» **RAW DATA**
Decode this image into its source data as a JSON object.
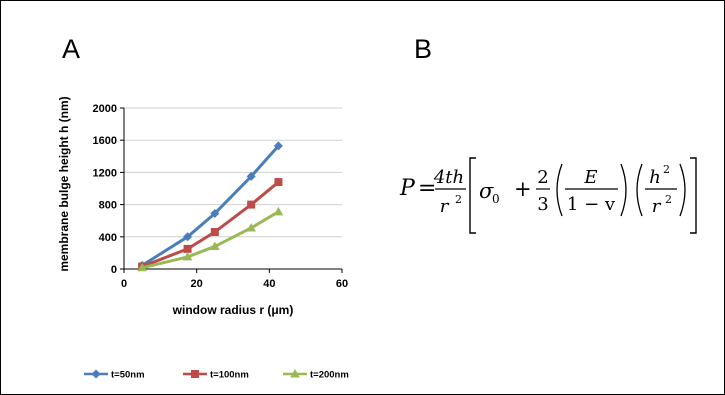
{
  "panel_labels": {
    "a": "A",
    "b": "B"
  },
  "chart_data": {
    "type": "line",
    "xlabel": "window radius r (μm)",
    "ylabel": "membrane bulge height h (nm)",
    "xlim": [
      0,
      60
    ],
    "ylim": [
      0,
      2000
    ],
    "xticks": [
      0,
      20,
      40,
      60
    ],
    "yticks": [
      0,
      400,
      800,
      1200,
      1600,
      2000
    ],
    "grid": "horizontal",
    "legend_position": "bottom",
    "series": [
      {
        "name": "t=50nm",
        "color": "#4a7ebb",
        "marker": "diamond",
        "x": [
          5,
          17.5,
          25,
          35,
          42.5
        ],
        "y": [
          45,
          400,
          690,
          1150,
          1530
        ]
      },
      {
        "name": "t=100nm",
        "color": "#be4b48",
        "marker": "square",
        "x": [
          5,
          17.5,
          25,
          35,
          42.5
        ],
        "y": [
          30,
          250,
          460,
          800,
          1080
        ]
      },
      {
        "name": "t=200nm",
        "color": "#98b954",
        "marker": "triangle",
        "x": [
          5,
          17.5,
          25,
          35,
          42.5
        ],
        "y": [
          15,
          150,
          280,
          510,
          710
        ]
      }
    ]
  },
  "formula": {
    "lhs": "P",
    "equals": "=",
    "frac1_num": "4th",
    "frac1_den_base": "r",
    "frac1_den_exp": "2",
    "sigma": "σ",
    "sigma_sub": "0",
    "plus": "+",
    "frac2_num": "2",
    "frac2_den": "3",
    "frac3_num": "E",
    "frac3_den": "1 − v",
    "frac4_num_base": "h",
    "frac4_num_exp": "2",
    "frac4_den_base": "r",
    "frac4_den_exp": "2"
  }
}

» **GOAL**
Which lines of the data above contain "color"? Copy each one.

» **SOLVED PROBLEM**
        "color": "#4a7ebb",
        "color": "#be4b48",
        "color": "#98b954",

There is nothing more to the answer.